Stored entries

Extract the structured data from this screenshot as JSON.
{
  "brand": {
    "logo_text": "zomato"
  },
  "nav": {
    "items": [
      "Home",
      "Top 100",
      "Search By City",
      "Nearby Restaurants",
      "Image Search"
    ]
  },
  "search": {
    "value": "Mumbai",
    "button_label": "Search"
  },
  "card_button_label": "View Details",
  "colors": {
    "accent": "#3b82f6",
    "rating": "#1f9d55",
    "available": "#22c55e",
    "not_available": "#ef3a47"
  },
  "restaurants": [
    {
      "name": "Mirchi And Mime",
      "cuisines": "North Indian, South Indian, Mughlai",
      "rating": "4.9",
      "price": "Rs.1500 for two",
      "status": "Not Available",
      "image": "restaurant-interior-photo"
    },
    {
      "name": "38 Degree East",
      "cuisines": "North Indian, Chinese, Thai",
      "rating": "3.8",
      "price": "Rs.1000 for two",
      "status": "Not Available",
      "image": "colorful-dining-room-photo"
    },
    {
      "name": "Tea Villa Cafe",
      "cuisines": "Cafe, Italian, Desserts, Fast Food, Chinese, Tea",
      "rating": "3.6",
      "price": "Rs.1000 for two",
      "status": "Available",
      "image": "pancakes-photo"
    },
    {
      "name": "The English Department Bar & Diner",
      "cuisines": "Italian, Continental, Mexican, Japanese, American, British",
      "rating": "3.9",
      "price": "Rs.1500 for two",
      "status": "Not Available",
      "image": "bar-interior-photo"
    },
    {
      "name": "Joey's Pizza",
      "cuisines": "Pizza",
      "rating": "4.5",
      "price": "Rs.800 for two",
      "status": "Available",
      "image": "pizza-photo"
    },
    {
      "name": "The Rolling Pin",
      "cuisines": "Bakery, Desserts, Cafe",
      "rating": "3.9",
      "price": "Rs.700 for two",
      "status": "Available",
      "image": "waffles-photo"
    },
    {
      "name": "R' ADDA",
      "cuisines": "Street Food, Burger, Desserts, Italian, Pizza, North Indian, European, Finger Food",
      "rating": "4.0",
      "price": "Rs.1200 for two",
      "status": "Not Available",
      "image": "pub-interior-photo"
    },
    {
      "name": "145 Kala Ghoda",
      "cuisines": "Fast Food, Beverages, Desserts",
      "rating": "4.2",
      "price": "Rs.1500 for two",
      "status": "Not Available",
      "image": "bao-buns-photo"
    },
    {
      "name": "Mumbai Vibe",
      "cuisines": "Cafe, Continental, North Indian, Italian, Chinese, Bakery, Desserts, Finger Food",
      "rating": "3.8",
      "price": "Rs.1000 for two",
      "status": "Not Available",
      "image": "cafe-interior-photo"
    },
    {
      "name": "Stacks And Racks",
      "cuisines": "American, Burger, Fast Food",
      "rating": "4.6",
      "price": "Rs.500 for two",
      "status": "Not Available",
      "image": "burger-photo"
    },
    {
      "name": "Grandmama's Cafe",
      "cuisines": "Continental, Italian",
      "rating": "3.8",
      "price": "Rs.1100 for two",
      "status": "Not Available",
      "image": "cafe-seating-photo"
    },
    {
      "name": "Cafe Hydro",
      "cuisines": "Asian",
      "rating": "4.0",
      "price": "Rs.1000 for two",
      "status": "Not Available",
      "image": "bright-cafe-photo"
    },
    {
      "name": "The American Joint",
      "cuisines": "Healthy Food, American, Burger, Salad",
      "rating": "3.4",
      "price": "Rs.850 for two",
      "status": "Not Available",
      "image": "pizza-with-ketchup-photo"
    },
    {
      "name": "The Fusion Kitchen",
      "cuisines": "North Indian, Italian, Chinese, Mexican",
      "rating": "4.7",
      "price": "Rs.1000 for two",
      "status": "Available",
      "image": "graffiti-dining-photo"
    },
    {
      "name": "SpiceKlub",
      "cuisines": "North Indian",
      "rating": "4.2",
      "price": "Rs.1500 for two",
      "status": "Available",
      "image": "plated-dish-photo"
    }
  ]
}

■ Stated exercise
Using the listing above, list every line in which the string "Indian" occurs.

■ Solution to the problem
      "cuisines": "North Indian, South Indian, Mughlai",
      "cuisines": "North Indian, Chinese, Thai",
      "cuisines": "Street Food, Burger, Desserts, Italian, Pizza, North Indian, European, Finger Food",
      "cuisines": "Cafe, Continental, North Indian, Italian, Chinese, Bakery, Desserts, Finger Food",
      "cuisines": "North Indian, Italian, Chinese, Mexican",
      "cuisines": "North Indian",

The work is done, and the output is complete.